● What you have to do: Extract from the listing each line in which the word "Euroopan" appears.

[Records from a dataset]

------------------------------

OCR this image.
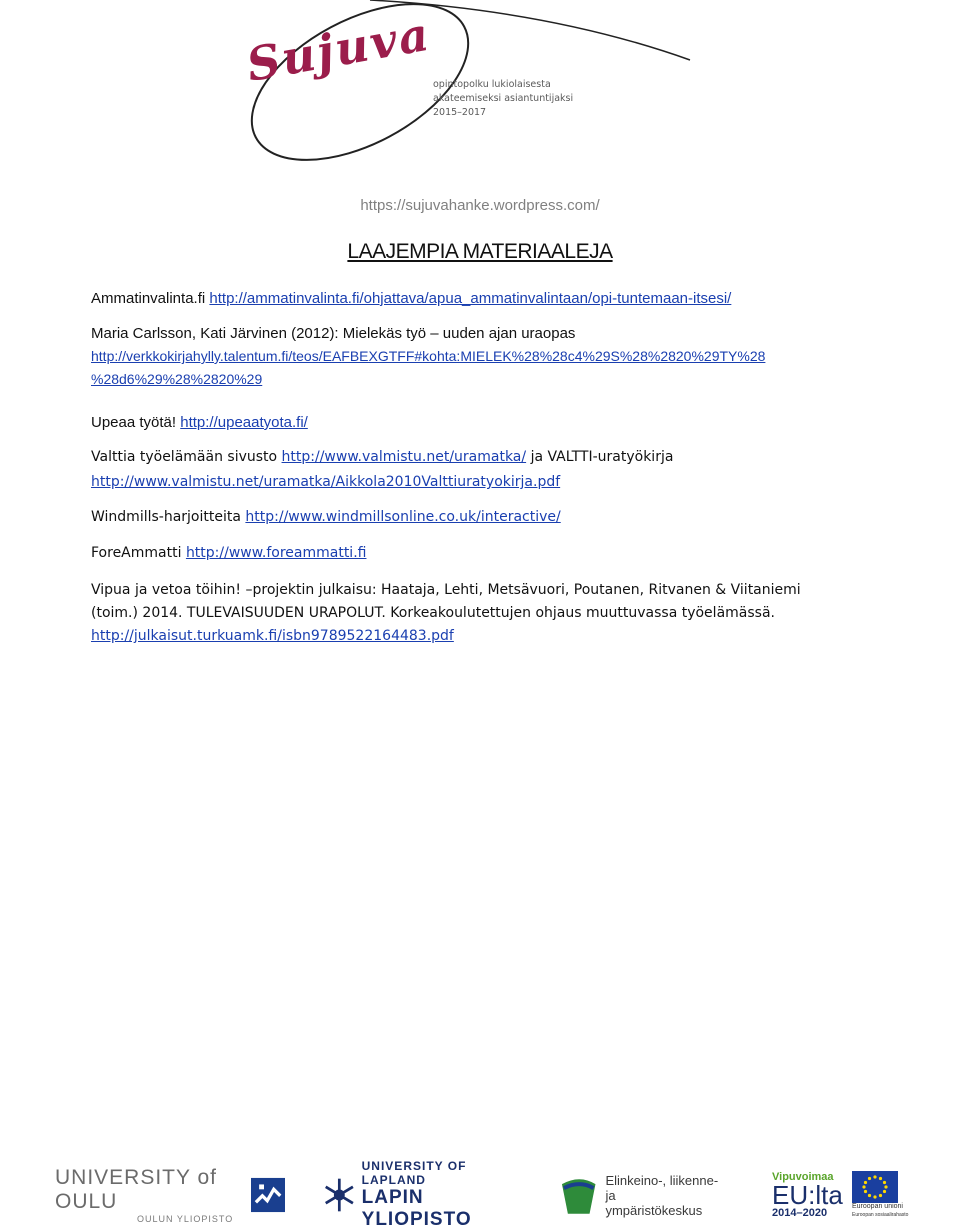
Sujuva
opintopolku lukiolaisesta
akateemiseksi asiantuntijaksi
2015–2017
https://sujuvahanke.wordpress.com/
LAAJEMPIA MATERIAALEJA
Ammatinvalinta.fi http://ammatinvalinta.fi/ohjattava/apua_ammatinvalintaan/opi-tuntemaan-itsesi/
Maria Carlsson, Kati Järvinen (2012): Mielekäs työ – uuden ajan uraopas
http://verkkokirjahylly.talentum.fi/teos/EAFBEXGTFF#kohta:MIELEK%28%28c4%29S%28%2820%29TY%28
%28d6%29%28%2820%29
Upeaa työtä! http://upeaatyota.fi/
Valttia työelämään sivusto http://www.valmistu.net/uramatka/ ja VALTTI-uratyökirja
http://www.valmistu.net/uramatka/Aikkola2010Valttiuratyokirja.pdf
Windmills-harjoitteita http://www.windmillsonline.co.uk/interactive/
ForeAmmatti http://www.foreammatti.fi
Vipua ja vetoa töihin! –projektin julkaisu: Haataja, Lehti, Metsävuori, Poutanen, Ritvanen & Viitaniemi
(toim.) 2014. TULEVAISUUDEN URAPOLUT. Korkeakoulutettujen ohjaus muuttuvassa työelämässä.
http://julkaisut.turkuamk.fi/isbn9789522164483.pdf
UNIVERSITY of OULU
OULUN YLIOPISTO
UNIVERSITY OF LAPLAND
LAPIN YLIOPISTO
Elinkeino-, liikenne- ja
ympäristökeskus
Vipuvoimaa
EU:lta
2014–2020
Euroopan unioni
Euroopan sosiaalirahasto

------------------------------

● Solution below:
Euroopan unioni
Euroopan sosiaalirahasto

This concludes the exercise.